◆ **Problem requirements**
Write out the whole listing, matching it exactly.

◆ **Input data**
☆ ☆ ☆ ☆
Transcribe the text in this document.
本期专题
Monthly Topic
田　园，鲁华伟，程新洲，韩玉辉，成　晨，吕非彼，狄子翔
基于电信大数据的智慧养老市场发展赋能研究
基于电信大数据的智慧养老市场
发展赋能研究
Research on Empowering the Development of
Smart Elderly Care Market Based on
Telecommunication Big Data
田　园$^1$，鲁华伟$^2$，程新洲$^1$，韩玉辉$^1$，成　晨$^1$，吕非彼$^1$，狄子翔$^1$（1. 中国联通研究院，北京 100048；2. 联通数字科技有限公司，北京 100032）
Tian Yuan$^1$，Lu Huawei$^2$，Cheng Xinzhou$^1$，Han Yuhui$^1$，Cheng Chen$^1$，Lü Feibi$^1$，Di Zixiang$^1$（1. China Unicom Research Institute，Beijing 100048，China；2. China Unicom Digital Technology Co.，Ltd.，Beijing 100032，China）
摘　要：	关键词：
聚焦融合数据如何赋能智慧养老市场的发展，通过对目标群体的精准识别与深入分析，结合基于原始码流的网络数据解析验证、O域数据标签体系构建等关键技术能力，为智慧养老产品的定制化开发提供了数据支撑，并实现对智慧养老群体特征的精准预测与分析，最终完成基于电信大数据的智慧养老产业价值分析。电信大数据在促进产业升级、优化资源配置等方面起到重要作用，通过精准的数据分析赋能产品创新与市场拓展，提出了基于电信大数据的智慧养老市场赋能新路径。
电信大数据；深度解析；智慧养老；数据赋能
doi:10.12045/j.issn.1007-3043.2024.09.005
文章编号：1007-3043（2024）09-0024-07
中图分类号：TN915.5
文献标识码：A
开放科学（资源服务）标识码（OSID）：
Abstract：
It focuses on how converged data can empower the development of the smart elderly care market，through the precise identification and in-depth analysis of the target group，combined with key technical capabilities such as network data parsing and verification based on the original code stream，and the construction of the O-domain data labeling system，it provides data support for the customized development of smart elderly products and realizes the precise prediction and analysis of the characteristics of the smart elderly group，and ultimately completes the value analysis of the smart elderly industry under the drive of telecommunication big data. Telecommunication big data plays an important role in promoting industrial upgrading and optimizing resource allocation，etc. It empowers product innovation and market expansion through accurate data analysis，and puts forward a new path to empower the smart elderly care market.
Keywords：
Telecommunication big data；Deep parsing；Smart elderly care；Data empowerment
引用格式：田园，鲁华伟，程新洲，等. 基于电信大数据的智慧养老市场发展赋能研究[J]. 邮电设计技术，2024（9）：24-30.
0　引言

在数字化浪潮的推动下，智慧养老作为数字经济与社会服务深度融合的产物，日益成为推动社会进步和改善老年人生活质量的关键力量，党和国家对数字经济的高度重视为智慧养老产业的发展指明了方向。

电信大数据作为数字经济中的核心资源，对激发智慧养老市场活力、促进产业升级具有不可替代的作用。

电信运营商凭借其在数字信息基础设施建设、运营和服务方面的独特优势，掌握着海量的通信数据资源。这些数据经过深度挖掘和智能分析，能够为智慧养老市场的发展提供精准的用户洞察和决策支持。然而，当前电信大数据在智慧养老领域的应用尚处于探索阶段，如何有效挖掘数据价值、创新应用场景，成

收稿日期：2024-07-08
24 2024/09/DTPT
☆ ☆ ☆ ☆
◆ **Correct result**
Transcribe the text in this document.
本期专题
Monthly Topic
田　园，鲁华伟，程新洲，韩玉辉，成　晨，吕非彼，狄子翔
基于电信大数据的智慧养老市场发展赋能研究
基于电信大数据的智慧养老市场
发展赋能研究
Research on Empowering the Development of
Smart Elderly Care Market Based on
Telecommunication Big Data
田　园$^1$，鲁华伟$^2$，程新洲$^1$，韩玉辉$^1$，成　晨$^1$，吕非彼$^1$，狄子翔$^1$（1. 中国联通研究院，北京 100048；2. 联通数字科技有限公司，北京 100032）
Tian Yuan$^1$，Lu Huawei$^2$，Cheng Xinzhou$^1$，Han Yuhui$^1$，Cheng Chen$^1$，Lü Feibi$^1$，Di Zixiang$^1$（1. China Unicom Research Institute，Beijing 100048，China；2. China Unicom Digital Technology Co.，Ltd.，Beijing 100032，China）
摘　要：	关键词：
聚焦融合数据如何赋能智慧养老市场的发展，通过对目标群体的精准识别与深入分析，结合基于原始码流的网络数据解析验证、O域数据标签体系构建等关键技术能力，为智慧养老产品的定制化开发提供了数据支撑，并实现对智慧养老群体特征的精准预测与分析，最终完成基于电信大数据的智慧养老产业价值分析。电信大数据在促进产业升级、优化资源配置等方面起到重要作用，通过精准的数据分析赋能产品创新与市场拓展，提出了基于电信大数据的智慧养老市场赋能新路径。
电信大数据；深度解析；智慧养老；数据赋能
doi:10.12045/j.issn.1007-3043.2024.09.005
文章编号：1007-3043（2024）09-0024-07
中图分类号：TN915.5
文献标识码：A
开放科学（资源服务）标识码（OSID）：
Abstract：
It focuses on how converged data can empower the development of the smart elderly care market，through the precise identification and in-depth analysis of the target group，combined with key technical capabilities such as network data parsing and verification based on the original code stream，and the construction of the O-domain data labeling system，it provides data support for the customized development of smart elderly products and realizes the precise prediction and analysis of the characteristics of the smart elderly group，and ultimately completes the value analysis of the smart elderly industry under the drive of telecommunication big data. Telecommunication big data plays an important role in promoting industrial upgrading and optimizing resource allocation，etc. It empowers product innovation and market expansion through accurate data analysis，and puts forward a new path to empower the smart elderly care market.
Keywords：
Telecommunication big data；Deep parsing；Smart elderly care；Data empowerment
引用格式：田园，鲁华伟，程新洲，等. 基于电信大数据的智慧养老市场发展赋能研究[J]. 邮电设计技术，2024（9）：24-30.
0　引言

在数字化浪潮的推动下，智慧养老作为数字经济与社会服务深度融合的产物，日益成为推动社会进步和改善老年人生活质量的关键力量，党和国家对数字经济的高度重视为智慧养老产业的发展指明了方向。

电信大数据作为数字经济中的核心资源，对激发智慧养老市场活力、促进产业升级具有不可替代的作用。

电信运营商凭借其在数字信息基础设施建设、运营和服务方面的独特优势，掌握着海量的通信数据资源。这些数据经过深度挖掘和智能分析，能够为智慧养老市场的发展提供精准的用户洞察和决策支持。然而，当前电信大数据在智慧养老领域的应用尚处于探索阶段，如何有效挖掘数据价值、创新应用场景，成

收稿日期：2024-07-08
24 2024/09/DTPT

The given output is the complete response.